### GIVEN TASK
Format these lines as a JSON list of strings, one string per line, with blank lines left out.
══════════
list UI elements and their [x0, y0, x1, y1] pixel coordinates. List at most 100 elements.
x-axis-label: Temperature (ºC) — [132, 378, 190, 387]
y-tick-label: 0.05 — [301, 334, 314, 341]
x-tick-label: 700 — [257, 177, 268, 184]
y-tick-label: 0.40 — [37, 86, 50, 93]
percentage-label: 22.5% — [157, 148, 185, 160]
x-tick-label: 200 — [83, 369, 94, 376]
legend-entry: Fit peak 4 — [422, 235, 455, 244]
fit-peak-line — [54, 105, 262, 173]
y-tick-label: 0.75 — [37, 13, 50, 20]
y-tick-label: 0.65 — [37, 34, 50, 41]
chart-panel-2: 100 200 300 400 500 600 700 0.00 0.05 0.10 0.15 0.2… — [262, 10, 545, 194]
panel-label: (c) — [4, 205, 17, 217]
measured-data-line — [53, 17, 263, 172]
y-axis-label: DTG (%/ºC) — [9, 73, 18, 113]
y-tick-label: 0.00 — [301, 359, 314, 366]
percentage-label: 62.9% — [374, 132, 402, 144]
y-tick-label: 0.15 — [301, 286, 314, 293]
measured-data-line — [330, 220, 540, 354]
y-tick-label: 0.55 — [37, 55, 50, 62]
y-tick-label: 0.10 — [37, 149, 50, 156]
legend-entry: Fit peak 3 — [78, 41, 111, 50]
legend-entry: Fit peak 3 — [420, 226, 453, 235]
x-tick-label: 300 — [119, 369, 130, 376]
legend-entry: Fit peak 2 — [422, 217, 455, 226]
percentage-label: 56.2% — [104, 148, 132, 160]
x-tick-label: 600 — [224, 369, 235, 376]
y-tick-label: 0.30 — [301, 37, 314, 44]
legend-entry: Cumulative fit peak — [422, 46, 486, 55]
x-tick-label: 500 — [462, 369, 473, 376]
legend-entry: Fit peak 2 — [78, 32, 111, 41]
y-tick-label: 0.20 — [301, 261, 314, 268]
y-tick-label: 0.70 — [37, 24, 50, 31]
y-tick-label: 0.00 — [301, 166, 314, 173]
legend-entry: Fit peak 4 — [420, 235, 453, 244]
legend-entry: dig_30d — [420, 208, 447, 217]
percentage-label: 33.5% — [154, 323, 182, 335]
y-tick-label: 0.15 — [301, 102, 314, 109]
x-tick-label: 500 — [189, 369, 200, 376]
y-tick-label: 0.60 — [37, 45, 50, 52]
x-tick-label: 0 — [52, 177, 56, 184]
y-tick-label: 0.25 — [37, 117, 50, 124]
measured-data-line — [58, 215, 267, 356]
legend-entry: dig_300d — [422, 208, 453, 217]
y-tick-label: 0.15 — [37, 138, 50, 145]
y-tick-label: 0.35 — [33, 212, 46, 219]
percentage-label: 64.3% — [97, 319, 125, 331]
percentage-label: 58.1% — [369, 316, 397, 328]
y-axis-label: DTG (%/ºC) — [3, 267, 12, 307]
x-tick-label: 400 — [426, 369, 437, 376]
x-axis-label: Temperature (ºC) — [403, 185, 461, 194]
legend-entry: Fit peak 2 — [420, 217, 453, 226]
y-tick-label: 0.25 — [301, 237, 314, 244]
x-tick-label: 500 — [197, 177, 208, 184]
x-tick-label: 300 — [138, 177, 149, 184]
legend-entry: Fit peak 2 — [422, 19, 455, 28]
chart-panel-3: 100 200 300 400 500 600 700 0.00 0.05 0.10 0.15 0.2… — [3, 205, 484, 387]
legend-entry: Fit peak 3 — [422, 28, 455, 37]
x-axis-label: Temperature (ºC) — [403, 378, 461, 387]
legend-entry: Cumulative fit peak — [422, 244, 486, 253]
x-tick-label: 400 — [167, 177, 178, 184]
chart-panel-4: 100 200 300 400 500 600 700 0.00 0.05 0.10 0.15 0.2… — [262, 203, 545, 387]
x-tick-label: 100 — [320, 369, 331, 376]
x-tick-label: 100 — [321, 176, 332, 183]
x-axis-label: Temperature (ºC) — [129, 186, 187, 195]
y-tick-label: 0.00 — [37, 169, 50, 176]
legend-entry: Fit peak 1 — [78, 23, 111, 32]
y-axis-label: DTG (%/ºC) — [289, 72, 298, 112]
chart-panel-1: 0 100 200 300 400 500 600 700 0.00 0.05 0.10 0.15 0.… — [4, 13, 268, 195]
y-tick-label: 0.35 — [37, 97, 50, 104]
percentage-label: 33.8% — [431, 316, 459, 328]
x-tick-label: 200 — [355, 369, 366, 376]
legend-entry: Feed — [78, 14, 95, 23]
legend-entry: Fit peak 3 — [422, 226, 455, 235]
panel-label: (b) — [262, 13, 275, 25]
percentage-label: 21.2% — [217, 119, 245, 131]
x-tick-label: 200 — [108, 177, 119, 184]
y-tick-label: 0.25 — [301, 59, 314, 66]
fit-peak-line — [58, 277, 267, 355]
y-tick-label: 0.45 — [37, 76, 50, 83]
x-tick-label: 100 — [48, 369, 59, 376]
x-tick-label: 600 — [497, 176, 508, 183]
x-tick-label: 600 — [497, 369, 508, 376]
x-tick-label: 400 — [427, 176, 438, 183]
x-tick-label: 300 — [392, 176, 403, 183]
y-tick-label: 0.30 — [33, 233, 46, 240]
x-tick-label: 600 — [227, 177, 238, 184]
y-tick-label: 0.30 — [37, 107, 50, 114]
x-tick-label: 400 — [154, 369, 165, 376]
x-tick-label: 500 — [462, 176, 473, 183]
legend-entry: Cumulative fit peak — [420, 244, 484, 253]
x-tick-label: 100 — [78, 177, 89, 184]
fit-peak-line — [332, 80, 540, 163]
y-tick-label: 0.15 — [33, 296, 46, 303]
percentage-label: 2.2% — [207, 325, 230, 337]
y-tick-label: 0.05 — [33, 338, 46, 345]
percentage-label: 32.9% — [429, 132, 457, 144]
══════════
### ANSWER TO THIS PROBLEM
[
  "list UI elements and their [x0, y0, x1, y1] pixel coordinates. List at most 100 elements.",
  "x-axis-label: Temperature (ºC) — [132, 378, 190, 387]",
  "y-tick-label: 0.05 — [301, 334, 314, 341]",
  "x-tick-label: 700 — [257, 177, 268, 184]",
  "y-tick-label: 0.40 — [37, 86, 50, 93]",
  "percentage-label: 22.5% — [157, 148, 185, 160]",
  "x-tick-label: 200 — [83, 369, 94, 376]",
  "legend-entry: Fit peak 4 — [422, 235, 455, 244]",
  "fit-peak-line — [54, 105, 262, 173]",
  "y-tick-label: 0.75 — [37, 13, 50, 20]",
  "y-tick-label: 0.65 — [37, 34, 50, 41]",
  "chart-panel-2: 100 200 300 400 500 600 700 0.00 0.05 0.10 0.15 0.2… — [262, 10, 545, 194]",
  "panel-label: (c) — [4, 205, 17, 217]",
  "measured-data-line — [53, 17, 263, 172]",
  "y-axis-label: DTG (%/ºC) — [9, 73, 18, 113]",
  "y-tick-label: 0.00 — [301, 359, 314, 366]",
  "percentage-label: 62.9% — [374, 132, 402, 144]",
  "y-tick-label: 0.15 — [301, 286, 314, 293]",
  "measured-data-line — [330, 220, 540, 354]",
  "y-tick-label: 0.55 — [37, 55, 50, 62]",
  "y-tick-label: 0.10 — [37, 149, 50, 156]",
  "legend-entry: Fit peak 3 — [78, 41, 111, 50]",
  "legend-entry: Fit peak 3 — [420, 226, 453, 235]",
  "x-tick-label: 300 — [119, 369, 130, 376]",
  "legend-entry: Fit peak 2 — [422, 217, 455, 226]",
  "percentage-label: 56.2% — [104, 148, 132, 160]",
  "x-tick-label: 600 — [224, 369, 235, 376]",
  "y-tick-label: 0.30 — [301, 37, 314, 44]",
  "legend-entry: Cumulative fit peak — [422, 46, 486, 55]",
  "x-tick-label: 500 — [462, 369, 473, 376]",
  "legend-entry: Fit peak 2 — [78, 32, 111, 41]",
  "y-tick-label: 0.20 — [301, 261, 314, 268]",
  "y-tick-label: 0.70 — [37, 24, 50, 31]",
  "y-tick-label: 0.00 — [301, 166, 314, 173]",
  "legend-entry: Fit peak 4 — [420, 235, 453, 244]",
  "legend-entry: dig_30d — [420, 208, 447, 217]",
  "percentage-label: 33.5% — [154, 323, 182, 335]",
  "y-tick-label: 0.15 — [301, 102, 314, 109]",
  "x-tick-label: 500 — [189, 369, 200, 376]",
  "y-tick-label: 0.60 — [37, 45, 50, 52]",
  "x-tick-label: 0 — [52, 177, 56, 184]",
  "y-tick-label: 0.25 — [37, 117, 50, 124]",
  "measured-data-line — [58, 215, 267, 356]",
  "legend-entry: dig_300d — [422, 208, 453, 217]",
  "y-tick-label: 0.15 — [37, 138, 50, 145]",
  "y-tick-label: 0.35 — [33, 212, 46, 219]",
  "percentage-label: 64.3% — [97, 319, 125, 331]",
  "percentage-label: 58.1% — [369, 316, 397, 328]",
  "y-axis-label: DTG (%/ºC) — [3, 267, 12, 307]",
  "x-tick-label: 400 — [426, 369, 437, 376]",
  "x-axis-label: Temperature (ºC) — [403, 185, 461, 194]",
  "legend-entry: Fit peak 2 — [420, 217, 453, 226]",
  "y-tick-label: 0.25 — [301, 237, 314, 244]",
  "x-tick-label: 500 — [197, 177, 208, 184]",
  "x-tick-label: 300 — [138, 177, 149, 184]",
  "legend-entry: Fit peak 2 — [422, 19, 455, 28]",
  "chart-panel-3: 100 200 300 400 500 600 700 0.00 0.05 0.10 0.15 0.2… — [3, 205, 484, 387]",
  "legend-entry: Fit peak 3 — [422, 28, 455, 37]",
  "x-axis-label: Temperature (ºC) — [403, 378, 461, 387]",
  "legend-entry: Cumulative fit peak — [422, 244, 486, 253]",
  "x-tick-label: 400 — [167, 177, 178, 184]",
  "chart-panel-4: 100 200 300 400 500 600 700 0.00 0.05 0.10 0.15 0.2… — [262, 203, 545, 387]",
  "x-tick-label: 100 — [320, 369, 331, 376]",
  "x-tick-label: 100 — [321, 176, 332, 183]",
  "x-axis-label: Temperature (ºC) — [129, 186, 187, 195]",
  "y-tick-label: 0.00 — [37, 169, 50, 176]",
  "legend-entry: Fit peak 1 — [78, 23, 111, 32]",
  "y-axis-label: DTG (%/ºC) — [289, 72, 298, 112]",
  "chart-panel-1: 0 100 200 300 400 500 600 700 0.00 0.05 0.10 0.15 0.… — [4, 13, 268, 195]",
  "y-tick-label: 0.35 — [37, 97, 50, 104]",
  "percentage-label: 33.8% — [431, 316, 459, 328]",
  "x-tick-label: 200 — [355, 369, 366, 376]",
  "legend-entry: Feed — [78, 14, 95, 23]",
  "legend-entry: Fit peak 3 — [422, 226, 455, 235]",
  "panel-label: (b) — [262, 13, 275, 25]",
  "percentage-label: 21.2% — [217, 119, 245, 131]",
  "x-tick-label: 200 — [108, 177, 119, 184]",
  "y-tick-label: 0.25 — [301, 59, 314, 66]",
  "fit-peak-line — [58, 277, 267, 355]",
  "y-tick-label: 0.45 — [37, 76, 50, 83]",
  "x-tick-label: 100 — [48, 369, 59, 376]",
  "x-tick-label: 600 — [497, 176, 508, 183]",
  "x-tick-label: 600 — [497, 369, 508, 376]",
  "x-tick-label: 400 — [427, 176, 438, 183]",
  "x-tick-label: 300 — [392, 176, 403, 183]",
  "y-tick-label: 0.30 — [33, 233, 46, 240]",
  "x-tick-label: 600 — [227, 177, 238, 184]",
  "y-tick-label: 0.30 — [37, 107, 50, 114]",
  "x-tick-label: 400 — [154, 369, 165, 376]",
  "x-tick-label: 500 — [462, 176, 473, 183]",
  "legend-entry: Cumulative fit peak — [420, 244, 484, 253]",
  "x-tick-label: 100 — [78, 177, 89, 184]",
  "fit-peak-line — [332, 80, 540, 163]",
  "y-tick-label: 0.15 — [33, 296, 46, 303]",
  "percentage-label: 2.2% — [207, 325, 230, 337]",
  "y-tick-label: 0.05 — [33, 338, 46, 345]",
  "percentage-label: 32.9% — [429, 132, 457, 144]"
]